TASK GOAL:
Look below and pull out each line with the word "KLÁŠTERNÍ".

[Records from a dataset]
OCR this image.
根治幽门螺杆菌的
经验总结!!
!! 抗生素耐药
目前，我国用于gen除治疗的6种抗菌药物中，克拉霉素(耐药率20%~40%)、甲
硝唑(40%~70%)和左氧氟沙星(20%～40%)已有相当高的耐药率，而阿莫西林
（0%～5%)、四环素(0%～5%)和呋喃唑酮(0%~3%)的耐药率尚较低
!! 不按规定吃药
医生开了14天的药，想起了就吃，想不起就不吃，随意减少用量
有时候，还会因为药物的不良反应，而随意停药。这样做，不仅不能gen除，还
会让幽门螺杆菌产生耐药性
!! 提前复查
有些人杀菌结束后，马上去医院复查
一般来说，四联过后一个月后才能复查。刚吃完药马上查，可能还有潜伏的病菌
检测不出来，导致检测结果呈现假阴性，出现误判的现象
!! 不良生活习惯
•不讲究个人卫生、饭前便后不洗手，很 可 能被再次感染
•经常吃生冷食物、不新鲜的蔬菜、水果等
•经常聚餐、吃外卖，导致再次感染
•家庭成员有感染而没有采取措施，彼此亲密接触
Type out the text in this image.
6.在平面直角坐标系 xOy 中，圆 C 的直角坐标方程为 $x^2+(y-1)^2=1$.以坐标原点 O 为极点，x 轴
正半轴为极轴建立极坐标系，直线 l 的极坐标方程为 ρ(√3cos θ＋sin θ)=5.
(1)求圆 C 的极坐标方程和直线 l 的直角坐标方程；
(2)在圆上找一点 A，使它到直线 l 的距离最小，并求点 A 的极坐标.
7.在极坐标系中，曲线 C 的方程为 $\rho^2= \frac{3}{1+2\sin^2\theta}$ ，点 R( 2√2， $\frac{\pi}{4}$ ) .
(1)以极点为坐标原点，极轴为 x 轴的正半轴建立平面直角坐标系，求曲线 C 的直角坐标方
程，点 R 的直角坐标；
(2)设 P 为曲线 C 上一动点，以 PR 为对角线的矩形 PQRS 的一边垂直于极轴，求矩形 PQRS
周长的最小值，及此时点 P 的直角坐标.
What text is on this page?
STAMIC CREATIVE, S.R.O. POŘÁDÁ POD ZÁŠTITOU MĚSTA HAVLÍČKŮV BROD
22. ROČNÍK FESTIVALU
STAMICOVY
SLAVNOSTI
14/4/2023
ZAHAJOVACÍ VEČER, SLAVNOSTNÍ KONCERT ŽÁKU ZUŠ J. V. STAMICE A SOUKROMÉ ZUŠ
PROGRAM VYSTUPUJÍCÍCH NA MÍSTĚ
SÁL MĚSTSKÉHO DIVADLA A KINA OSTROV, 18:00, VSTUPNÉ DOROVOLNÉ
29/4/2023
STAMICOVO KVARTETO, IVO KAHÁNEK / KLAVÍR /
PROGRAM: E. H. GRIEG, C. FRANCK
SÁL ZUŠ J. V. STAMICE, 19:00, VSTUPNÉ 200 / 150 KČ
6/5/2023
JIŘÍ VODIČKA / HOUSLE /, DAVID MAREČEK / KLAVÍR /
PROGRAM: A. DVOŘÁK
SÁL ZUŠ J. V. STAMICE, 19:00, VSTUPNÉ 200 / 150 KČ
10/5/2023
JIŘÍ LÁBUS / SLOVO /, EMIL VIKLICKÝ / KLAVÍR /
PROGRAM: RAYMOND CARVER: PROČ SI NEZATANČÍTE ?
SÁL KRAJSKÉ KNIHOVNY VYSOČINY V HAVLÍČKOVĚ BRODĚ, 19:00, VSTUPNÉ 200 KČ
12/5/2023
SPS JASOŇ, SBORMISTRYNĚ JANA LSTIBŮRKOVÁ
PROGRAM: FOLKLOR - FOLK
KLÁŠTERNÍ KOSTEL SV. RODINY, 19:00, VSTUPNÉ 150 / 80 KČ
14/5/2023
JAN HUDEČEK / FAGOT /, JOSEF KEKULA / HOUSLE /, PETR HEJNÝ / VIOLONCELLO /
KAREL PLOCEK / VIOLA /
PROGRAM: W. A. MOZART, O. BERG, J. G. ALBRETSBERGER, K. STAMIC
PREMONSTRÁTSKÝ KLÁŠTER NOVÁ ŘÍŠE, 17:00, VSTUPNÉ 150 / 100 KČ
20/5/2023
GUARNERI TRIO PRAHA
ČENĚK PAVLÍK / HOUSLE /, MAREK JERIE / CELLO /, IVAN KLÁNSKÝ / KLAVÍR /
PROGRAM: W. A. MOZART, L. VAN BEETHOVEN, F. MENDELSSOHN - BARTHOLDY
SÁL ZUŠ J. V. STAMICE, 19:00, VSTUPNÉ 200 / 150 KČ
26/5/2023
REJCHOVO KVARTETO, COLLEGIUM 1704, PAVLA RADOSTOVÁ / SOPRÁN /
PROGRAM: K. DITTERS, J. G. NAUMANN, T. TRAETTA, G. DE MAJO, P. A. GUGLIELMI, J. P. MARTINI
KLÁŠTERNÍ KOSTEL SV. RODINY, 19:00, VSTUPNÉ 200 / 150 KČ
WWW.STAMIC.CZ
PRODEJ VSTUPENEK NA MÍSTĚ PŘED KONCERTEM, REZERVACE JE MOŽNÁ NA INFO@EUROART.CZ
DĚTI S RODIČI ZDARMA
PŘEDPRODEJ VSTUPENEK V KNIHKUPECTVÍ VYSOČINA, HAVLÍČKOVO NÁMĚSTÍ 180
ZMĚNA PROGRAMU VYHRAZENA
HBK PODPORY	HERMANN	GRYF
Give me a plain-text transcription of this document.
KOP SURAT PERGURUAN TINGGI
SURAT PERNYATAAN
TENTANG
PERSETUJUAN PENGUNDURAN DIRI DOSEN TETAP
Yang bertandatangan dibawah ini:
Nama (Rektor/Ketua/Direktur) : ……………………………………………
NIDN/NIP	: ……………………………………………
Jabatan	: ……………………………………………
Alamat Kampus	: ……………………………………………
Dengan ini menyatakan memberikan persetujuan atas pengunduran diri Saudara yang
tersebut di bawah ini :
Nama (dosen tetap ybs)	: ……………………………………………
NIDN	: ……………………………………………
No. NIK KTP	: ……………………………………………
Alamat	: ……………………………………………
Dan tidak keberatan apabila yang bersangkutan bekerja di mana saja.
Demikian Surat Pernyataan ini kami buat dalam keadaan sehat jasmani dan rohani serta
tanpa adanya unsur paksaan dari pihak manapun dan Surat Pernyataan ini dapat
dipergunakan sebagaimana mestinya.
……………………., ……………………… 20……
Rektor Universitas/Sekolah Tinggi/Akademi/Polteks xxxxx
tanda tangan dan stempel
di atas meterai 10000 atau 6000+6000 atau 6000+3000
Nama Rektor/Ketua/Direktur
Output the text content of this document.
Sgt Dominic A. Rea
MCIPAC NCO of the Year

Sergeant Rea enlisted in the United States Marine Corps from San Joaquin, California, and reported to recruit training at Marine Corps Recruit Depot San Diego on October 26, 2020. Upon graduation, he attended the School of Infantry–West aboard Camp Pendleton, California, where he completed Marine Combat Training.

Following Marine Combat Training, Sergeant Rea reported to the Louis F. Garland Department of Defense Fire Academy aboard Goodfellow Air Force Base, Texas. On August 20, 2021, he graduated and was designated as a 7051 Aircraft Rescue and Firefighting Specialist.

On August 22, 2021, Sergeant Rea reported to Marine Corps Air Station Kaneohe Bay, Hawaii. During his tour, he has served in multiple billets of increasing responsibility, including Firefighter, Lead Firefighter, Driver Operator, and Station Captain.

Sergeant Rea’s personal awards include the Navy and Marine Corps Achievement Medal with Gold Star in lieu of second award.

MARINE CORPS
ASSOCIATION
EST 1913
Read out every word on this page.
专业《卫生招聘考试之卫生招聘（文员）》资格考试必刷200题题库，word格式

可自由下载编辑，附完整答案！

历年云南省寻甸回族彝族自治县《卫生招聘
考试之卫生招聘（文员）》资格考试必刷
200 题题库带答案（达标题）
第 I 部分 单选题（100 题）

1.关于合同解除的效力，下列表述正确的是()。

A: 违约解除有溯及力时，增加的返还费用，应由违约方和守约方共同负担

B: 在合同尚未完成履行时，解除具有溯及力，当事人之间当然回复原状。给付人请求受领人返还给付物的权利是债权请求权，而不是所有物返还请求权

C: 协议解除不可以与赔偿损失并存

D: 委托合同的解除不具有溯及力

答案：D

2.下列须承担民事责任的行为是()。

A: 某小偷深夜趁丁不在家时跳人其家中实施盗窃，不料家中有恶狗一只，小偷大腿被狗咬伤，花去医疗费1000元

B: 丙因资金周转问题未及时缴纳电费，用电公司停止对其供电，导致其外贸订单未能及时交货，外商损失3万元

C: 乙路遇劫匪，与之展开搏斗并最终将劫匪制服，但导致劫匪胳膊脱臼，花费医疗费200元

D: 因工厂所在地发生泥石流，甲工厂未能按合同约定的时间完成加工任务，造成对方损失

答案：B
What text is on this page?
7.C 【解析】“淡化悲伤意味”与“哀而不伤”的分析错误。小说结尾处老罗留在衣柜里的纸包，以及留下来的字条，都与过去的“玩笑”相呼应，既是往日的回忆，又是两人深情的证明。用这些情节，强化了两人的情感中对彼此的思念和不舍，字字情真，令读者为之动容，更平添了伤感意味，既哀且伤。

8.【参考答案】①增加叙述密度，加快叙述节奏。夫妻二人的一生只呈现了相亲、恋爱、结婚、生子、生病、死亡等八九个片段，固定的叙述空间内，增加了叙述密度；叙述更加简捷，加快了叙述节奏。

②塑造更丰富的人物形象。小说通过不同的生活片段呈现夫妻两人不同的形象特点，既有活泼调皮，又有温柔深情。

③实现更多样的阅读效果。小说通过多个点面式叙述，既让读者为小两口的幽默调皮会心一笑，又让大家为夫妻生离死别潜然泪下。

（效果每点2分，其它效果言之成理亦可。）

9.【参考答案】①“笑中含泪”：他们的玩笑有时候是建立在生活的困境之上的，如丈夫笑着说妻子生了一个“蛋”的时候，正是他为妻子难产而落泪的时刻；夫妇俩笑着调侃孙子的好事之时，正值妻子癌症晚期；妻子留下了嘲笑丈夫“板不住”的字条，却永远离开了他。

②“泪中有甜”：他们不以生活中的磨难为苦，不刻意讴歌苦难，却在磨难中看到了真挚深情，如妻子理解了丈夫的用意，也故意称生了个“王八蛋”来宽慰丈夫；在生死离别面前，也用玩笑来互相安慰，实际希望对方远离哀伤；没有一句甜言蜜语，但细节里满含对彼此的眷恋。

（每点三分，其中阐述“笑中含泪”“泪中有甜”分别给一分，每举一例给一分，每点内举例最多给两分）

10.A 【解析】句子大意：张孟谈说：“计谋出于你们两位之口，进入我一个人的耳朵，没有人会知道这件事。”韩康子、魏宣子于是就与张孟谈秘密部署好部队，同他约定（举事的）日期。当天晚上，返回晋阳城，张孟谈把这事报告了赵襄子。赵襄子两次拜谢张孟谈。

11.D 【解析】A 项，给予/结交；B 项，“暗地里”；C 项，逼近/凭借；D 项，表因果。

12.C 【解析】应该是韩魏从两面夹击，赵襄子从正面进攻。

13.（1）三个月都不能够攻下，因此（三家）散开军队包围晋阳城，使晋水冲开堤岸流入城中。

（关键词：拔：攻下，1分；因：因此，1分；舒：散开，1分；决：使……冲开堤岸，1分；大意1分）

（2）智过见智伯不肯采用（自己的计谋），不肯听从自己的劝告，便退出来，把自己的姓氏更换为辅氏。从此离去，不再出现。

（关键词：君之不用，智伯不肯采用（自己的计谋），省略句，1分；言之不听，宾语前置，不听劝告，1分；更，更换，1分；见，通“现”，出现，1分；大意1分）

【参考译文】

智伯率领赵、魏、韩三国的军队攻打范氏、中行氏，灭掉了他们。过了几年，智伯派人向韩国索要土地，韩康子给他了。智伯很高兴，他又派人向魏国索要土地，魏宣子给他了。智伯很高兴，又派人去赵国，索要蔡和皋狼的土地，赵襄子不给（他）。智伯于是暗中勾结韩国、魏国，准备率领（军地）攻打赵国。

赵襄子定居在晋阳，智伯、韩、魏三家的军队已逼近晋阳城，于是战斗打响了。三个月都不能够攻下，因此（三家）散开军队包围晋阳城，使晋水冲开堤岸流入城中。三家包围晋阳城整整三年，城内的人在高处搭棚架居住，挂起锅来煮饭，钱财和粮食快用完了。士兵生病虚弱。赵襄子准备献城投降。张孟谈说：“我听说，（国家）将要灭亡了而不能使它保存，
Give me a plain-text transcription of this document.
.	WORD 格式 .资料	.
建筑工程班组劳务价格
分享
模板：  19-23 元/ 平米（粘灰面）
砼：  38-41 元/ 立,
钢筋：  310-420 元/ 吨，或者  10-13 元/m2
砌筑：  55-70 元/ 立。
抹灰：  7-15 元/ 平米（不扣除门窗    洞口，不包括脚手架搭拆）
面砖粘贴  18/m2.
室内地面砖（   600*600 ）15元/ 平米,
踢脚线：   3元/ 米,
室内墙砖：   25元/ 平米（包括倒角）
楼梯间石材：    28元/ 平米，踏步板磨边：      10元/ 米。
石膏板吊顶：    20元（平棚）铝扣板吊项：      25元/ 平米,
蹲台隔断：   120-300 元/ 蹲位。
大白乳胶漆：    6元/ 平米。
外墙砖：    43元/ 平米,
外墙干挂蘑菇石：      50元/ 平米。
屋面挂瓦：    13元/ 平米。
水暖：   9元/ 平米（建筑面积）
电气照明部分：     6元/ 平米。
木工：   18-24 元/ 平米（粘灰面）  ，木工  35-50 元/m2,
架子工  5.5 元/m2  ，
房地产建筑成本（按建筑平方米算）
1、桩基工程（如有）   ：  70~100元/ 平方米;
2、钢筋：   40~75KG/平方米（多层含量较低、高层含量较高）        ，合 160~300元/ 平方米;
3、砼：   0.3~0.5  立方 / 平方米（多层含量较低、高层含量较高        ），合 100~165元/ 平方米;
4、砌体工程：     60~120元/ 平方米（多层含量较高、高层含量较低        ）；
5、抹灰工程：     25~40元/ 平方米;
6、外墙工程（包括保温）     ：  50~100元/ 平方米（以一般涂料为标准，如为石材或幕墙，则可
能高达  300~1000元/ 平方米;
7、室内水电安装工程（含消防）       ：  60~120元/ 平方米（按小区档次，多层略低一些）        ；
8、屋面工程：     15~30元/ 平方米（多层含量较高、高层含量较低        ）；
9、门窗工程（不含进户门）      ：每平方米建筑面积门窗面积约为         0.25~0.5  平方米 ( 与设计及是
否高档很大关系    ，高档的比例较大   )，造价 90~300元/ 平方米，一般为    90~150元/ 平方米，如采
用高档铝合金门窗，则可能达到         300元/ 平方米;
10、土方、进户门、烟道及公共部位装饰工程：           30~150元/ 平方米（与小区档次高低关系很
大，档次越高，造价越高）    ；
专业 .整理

RIGHT ANSWER:
KLÁŠTERNÍ KOSTEL SV. RODINY, 19:00, VSTUPNÉ 150 / 80 KČ
KLÁŠTERNÍ KOSTEL SV. RODINY, 19:00, VSTUPNÉ 200 / 150 KČ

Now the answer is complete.